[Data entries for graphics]
━━━━━━━━━━━━━━━━━━━━━━━━━━━━━━

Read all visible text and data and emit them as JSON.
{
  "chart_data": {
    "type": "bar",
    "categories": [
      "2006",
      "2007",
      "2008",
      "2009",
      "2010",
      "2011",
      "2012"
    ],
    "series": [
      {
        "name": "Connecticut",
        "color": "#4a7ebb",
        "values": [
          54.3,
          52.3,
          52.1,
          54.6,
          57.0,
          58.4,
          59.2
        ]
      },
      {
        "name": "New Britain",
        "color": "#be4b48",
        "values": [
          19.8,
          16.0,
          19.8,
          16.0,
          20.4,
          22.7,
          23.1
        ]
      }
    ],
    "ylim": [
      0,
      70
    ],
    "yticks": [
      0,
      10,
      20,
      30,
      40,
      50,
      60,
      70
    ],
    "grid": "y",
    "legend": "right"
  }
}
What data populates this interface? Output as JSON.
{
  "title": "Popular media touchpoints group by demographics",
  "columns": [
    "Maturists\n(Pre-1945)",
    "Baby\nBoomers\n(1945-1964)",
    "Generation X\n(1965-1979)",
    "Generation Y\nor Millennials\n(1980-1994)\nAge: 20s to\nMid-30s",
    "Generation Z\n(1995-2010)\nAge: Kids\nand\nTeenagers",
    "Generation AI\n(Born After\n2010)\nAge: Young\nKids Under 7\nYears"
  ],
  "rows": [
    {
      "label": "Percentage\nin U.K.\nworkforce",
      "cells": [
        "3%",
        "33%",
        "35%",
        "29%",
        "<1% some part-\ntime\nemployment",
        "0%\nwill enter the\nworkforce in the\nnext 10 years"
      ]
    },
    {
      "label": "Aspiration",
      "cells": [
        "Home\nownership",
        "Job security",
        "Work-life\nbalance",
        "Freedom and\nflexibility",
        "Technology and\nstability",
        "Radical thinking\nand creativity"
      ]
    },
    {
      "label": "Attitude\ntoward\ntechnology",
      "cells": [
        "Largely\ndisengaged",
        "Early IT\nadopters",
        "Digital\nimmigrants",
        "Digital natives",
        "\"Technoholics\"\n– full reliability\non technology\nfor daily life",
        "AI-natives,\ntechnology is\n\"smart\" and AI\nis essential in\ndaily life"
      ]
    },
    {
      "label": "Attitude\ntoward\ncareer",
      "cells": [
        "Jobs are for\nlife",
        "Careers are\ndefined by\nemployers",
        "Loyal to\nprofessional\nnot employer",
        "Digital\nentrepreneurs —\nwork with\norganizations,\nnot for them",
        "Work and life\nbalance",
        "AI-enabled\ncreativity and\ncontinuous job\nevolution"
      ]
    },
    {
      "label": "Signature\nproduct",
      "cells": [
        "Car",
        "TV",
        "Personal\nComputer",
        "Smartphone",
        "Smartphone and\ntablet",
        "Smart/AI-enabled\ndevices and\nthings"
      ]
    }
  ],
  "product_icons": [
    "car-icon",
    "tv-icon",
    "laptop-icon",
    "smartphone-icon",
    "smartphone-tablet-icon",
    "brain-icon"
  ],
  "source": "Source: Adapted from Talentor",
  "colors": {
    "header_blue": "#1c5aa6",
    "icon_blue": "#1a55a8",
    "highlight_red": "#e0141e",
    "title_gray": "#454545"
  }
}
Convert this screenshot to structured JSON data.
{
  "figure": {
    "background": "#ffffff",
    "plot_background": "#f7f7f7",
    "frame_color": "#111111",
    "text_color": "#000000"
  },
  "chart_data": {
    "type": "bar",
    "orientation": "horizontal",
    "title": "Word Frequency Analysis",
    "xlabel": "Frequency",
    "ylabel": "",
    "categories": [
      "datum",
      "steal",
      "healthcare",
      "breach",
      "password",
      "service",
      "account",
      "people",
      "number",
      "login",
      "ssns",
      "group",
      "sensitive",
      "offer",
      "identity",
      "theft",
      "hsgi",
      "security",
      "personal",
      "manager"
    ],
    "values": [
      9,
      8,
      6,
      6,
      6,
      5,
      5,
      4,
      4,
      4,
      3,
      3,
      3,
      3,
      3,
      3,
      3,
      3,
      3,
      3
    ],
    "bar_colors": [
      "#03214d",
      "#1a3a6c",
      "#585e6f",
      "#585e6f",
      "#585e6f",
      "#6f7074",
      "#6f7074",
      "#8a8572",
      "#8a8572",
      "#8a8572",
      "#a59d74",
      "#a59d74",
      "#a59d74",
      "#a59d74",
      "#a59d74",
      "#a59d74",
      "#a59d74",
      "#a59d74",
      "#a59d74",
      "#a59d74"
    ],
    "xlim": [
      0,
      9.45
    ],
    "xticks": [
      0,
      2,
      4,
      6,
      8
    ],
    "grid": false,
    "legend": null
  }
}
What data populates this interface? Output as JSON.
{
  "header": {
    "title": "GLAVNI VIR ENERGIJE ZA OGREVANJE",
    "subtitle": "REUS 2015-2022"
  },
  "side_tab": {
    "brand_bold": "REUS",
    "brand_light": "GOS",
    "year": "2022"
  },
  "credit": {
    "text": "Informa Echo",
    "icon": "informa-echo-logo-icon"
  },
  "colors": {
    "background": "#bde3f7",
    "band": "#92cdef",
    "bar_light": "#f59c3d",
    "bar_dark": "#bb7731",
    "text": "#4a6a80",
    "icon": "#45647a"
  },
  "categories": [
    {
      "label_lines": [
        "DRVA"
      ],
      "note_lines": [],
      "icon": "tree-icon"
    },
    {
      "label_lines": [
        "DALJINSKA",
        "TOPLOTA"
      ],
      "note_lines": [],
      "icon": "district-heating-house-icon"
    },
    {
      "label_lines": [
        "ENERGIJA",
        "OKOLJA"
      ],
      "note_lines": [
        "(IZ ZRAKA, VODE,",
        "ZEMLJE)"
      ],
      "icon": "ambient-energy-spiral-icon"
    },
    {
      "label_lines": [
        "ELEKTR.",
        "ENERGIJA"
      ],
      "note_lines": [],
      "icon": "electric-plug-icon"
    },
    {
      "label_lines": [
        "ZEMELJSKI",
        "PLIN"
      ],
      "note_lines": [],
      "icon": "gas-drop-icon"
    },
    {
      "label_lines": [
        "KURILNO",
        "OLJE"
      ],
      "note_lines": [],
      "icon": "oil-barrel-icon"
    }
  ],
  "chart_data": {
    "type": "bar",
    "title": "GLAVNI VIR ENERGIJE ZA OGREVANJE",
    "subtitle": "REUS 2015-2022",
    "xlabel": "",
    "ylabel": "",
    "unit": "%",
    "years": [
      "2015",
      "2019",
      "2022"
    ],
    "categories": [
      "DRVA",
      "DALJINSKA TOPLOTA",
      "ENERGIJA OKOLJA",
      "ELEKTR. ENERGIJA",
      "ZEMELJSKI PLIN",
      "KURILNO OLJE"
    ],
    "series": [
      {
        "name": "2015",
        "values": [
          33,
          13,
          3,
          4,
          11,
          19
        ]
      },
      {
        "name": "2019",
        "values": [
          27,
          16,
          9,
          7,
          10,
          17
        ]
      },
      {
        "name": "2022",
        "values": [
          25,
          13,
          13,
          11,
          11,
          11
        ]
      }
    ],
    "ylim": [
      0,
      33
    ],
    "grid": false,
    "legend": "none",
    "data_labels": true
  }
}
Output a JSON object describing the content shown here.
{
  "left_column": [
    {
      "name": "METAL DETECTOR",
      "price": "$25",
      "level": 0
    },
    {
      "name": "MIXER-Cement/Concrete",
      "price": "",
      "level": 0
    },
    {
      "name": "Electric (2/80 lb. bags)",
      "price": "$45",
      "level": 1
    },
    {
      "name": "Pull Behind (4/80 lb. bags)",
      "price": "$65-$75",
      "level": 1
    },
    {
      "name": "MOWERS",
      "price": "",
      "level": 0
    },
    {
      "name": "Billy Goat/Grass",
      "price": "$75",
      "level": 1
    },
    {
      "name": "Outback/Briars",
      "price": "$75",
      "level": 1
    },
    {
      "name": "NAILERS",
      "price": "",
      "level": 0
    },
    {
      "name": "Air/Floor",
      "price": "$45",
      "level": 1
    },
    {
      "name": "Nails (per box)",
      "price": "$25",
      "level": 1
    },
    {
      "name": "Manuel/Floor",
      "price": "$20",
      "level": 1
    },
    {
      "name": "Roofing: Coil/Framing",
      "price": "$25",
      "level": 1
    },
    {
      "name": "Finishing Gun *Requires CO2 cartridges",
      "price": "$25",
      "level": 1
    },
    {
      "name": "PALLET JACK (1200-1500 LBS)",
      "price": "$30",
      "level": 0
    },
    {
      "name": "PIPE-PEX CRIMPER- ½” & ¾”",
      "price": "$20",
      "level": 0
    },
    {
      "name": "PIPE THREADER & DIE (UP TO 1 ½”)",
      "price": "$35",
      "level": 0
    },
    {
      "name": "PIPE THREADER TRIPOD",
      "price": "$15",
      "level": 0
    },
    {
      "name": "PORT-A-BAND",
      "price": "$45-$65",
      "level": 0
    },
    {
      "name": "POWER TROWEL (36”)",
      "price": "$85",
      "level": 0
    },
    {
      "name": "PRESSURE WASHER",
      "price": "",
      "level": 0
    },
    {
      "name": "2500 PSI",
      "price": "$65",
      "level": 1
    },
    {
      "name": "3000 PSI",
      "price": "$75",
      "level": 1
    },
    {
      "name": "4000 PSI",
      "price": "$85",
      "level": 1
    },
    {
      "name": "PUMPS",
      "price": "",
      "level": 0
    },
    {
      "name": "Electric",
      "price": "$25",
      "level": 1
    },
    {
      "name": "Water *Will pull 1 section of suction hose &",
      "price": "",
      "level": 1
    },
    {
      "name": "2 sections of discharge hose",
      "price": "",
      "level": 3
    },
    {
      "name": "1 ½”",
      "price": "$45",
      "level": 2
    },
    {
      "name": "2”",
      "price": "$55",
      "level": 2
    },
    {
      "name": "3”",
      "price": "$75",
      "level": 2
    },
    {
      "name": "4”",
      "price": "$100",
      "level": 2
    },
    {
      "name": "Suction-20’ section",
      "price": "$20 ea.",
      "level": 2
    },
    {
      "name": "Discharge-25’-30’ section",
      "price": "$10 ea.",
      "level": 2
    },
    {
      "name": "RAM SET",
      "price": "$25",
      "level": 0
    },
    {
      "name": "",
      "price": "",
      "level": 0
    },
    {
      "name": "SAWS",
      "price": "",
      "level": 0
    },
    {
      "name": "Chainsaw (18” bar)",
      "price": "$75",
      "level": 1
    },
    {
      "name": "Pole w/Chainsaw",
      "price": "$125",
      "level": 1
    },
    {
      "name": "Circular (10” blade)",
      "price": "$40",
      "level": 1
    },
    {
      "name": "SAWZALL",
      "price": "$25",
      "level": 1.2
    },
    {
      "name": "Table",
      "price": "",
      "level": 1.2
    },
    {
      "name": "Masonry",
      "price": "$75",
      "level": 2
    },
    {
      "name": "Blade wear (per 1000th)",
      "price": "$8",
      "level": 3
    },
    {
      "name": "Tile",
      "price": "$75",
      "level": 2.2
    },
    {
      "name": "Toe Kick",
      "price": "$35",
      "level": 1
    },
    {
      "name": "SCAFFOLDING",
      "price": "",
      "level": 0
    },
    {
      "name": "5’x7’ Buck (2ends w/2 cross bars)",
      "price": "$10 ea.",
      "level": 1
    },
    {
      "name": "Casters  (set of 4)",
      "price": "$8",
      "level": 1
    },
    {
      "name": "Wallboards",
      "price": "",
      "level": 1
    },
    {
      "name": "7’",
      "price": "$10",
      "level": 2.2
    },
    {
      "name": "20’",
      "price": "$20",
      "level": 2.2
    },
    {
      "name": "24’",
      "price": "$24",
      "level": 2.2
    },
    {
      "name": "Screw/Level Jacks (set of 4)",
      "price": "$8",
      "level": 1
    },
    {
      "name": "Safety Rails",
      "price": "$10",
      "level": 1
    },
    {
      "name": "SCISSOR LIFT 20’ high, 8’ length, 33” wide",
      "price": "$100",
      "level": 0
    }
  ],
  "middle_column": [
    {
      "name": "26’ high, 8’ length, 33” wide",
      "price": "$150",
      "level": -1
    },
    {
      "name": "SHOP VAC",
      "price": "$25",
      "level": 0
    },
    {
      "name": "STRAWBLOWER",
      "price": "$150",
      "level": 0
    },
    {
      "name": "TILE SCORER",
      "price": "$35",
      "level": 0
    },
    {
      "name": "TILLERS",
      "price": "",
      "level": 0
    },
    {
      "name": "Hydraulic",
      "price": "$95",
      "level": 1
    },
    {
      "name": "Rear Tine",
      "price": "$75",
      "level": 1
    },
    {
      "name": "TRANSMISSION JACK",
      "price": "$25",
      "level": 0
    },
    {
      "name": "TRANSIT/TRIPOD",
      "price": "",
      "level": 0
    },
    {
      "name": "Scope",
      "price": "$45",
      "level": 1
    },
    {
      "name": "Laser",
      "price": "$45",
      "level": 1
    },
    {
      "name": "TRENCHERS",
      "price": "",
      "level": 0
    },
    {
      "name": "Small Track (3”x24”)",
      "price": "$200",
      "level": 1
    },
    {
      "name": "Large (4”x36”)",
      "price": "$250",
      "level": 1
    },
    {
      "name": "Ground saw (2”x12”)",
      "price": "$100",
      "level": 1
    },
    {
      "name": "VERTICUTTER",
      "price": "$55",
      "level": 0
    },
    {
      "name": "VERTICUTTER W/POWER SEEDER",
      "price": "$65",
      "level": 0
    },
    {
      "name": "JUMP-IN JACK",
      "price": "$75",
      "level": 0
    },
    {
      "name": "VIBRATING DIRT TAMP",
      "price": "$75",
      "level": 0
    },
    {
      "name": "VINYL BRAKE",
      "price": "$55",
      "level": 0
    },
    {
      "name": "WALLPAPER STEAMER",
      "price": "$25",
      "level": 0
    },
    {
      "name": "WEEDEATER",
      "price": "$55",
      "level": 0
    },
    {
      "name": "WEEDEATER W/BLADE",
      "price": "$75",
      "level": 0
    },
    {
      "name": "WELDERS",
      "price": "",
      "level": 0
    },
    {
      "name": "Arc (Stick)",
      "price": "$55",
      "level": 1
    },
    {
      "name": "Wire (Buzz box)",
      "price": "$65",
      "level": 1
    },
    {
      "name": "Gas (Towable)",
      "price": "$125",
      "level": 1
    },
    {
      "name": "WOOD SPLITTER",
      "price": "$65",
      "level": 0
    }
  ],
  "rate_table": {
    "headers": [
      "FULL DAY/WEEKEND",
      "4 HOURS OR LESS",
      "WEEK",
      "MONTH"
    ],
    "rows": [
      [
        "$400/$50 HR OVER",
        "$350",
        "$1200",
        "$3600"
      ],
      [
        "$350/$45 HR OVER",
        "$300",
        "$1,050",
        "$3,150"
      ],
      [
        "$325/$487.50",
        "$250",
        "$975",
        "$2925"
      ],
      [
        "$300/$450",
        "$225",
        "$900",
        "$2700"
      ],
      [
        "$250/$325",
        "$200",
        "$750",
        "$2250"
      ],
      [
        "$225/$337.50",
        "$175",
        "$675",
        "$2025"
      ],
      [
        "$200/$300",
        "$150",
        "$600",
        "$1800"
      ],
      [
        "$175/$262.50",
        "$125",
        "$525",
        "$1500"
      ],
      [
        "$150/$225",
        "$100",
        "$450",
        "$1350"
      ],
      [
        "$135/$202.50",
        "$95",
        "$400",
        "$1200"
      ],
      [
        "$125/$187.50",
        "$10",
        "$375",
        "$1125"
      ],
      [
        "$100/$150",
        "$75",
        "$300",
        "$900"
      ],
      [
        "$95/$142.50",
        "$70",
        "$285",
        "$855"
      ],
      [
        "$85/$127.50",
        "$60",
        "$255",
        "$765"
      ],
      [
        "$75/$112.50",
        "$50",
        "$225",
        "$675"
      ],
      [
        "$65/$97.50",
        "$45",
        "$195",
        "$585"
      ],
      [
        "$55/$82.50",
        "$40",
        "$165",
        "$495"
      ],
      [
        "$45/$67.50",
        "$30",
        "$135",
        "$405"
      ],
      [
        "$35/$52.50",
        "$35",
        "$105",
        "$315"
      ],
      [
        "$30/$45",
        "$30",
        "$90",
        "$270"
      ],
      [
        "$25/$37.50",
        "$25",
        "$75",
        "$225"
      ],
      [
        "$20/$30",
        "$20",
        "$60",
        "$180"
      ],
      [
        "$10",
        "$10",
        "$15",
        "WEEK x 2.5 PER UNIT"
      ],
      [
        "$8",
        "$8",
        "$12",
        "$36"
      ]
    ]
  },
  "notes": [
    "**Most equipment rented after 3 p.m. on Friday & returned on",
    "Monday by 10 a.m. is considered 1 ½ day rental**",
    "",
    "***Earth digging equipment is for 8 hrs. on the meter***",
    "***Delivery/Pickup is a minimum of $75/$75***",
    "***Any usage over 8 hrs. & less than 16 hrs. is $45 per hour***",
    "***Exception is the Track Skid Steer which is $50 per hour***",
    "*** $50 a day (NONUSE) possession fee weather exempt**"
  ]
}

━━━━━━━━━━━━━━━━━━━━━━━━━━━━━━

Give the count of lines in the listing above that include "JSON", with no other words.

5